- 所给文本 -
============

排期预测在医疗预约管理中的应用是一个系统工程，涉及数据收集、特征工程、模型构建、排班优化和持续监控等多个环节。通过精准预测患者到院率，医院可以：

显著降低爽约率：通过动态调整和提醒，爽约率可降低40-50%
优化医生排班：减少医生空闲时间60%以上，提升工作效率
改善患者体验：等待时间减少30-40%，满意度提升
提升资源利用率：医疗资源利用率从70%提升至90%以上

成功实施的关键在于：

数据质量：确保数据完整、准确、及时
模型迭代：定期评估和更新模型
系统集成：与现有HIS系统无缝对接
人员培训：确保医护人员理解和使用系统
患者沟通：通过多渠道提醒降低爽约

随着人工智能技术的发展，未来的排期预测系统将更加智能化，能够整合更多实时数据（如实时交通、患者位置信息），实现更精准的动态调度，为医疗资源优化配置提供更强有力的支持。

============

- 待分析数据 -

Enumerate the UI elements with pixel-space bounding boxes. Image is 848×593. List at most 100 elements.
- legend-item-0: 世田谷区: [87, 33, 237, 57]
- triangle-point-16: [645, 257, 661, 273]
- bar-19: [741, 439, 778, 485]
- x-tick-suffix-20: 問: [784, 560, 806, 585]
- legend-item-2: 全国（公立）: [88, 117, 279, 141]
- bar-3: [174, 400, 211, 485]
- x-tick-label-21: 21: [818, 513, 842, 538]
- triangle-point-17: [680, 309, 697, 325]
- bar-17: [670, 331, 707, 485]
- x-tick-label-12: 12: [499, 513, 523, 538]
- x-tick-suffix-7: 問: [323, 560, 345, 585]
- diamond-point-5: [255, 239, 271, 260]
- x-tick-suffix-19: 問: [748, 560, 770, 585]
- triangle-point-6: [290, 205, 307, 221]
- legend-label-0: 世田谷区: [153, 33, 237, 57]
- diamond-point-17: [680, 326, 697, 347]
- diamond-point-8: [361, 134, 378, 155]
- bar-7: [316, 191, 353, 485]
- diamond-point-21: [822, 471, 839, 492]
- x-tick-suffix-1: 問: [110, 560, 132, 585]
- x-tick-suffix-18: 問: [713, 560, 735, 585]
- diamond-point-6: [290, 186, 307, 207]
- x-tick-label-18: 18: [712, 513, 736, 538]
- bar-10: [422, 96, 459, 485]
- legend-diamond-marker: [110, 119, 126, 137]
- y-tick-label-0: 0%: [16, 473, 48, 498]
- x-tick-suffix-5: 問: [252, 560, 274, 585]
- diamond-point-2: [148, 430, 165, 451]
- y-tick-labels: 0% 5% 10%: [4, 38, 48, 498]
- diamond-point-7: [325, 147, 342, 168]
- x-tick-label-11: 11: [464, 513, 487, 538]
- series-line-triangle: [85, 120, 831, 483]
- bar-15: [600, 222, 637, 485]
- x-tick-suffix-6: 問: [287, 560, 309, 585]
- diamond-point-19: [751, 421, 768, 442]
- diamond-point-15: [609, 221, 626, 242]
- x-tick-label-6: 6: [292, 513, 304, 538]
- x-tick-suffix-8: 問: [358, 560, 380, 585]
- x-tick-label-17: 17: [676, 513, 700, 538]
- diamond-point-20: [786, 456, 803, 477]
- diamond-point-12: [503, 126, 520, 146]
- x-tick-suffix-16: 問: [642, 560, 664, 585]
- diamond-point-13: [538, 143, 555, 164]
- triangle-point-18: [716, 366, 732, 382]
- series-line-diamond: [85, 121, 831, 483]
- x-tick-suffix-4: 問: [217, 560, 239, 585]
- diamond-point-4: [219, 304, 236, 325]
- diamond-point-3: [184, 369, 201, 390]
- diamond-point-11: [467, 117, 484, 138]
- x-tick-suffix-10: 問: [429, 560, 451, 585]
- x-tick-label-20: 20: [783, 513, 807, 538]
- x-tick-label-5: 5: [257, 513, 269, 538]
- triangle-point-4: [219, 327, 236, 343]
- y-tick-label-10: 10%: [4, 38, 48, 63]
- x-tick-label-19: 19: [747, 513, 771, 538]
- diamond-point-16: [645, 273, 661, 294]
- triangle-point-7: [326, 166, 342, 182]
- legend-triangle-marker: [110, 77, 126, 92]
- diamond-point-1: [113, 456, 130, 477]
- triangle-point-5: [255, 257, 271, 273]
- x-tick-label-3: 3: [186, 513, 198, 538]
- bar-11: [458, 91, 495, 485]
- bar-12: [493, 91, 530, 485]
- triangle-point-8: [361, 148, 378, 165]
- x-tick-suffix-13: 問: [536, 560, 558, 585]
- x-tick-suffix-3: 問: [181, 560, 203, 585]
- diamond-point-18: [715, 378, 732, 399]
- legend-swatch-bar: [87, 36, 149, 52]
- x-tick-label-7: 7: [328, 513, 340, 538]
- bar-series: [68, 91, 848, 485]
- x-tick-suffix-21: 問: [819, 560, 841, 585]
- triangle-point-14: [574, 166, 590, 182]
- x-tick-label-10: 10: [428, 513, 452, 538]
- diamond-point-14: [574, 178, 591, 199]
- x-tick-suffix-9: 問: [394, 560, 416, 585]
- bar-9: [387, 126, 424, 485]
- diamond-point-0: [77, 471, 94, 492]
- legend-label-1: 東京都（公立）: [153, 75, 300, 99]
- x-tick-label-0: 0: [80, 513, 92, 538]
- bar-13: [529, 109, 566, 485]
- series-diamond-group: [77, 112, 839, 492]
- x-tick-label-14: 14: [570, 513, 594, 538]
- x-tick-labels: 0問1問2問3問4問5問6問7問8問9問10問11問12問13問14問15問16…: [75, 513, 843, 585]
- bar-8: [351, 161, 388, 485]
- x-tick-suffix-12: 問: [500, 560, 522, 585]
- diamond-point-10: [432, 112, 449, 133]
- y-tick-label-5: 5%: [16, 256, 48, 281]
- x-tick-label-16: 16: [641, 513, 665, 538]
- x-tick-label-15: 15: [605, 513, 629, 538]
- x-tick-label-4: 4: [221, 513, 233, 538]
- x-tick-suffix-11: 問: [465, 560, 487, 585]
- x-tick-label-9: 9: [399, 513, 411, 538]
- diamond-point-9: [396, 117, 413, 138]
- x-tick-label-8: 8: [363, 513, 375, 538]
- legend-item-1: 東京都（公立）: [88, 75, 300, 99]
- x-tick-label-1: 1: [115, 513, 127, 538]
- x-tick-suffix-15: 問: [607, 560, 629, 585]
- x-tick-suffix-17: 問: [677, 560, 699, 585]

============

- 工作任务 -
请原文摘录所给文本中从“显著降低爽约率：通过动态调整和提醒，爽约率可降低40-50%”开始、到“优化配置提供更强有力的支持。”为止的部分，包括“优化配置提供更强有力的支持。”本身。

- 任务答案 -
显著降低爽约率：通过动态调整和提醒，爽约率可降低40-50%
优化医生排班：减少医生空闲时间60%以上，提升工作效率
改善患者体验：等待时间减少30-40%，满意度提升
提升资源利用率：医疗资源利用率从70%提升至90%以上

成功实施的关键在于：

数据质量：确保数据完整、准确、及时
模型迭代：定期评估和更新模型
系统集成：与现有HIS系统无缝对接
人员培训：确保医护人员理解和使用系统
患者沟通：通过多渠道提醒降低爽约

随着人工智能技术的发展，未来的排期预测系统将更加智能化，能够整合更多实时数据（如实时交通、患者位置信息），实现更精准的动态调度，为医疗资源优化配置提供更强有力的支持。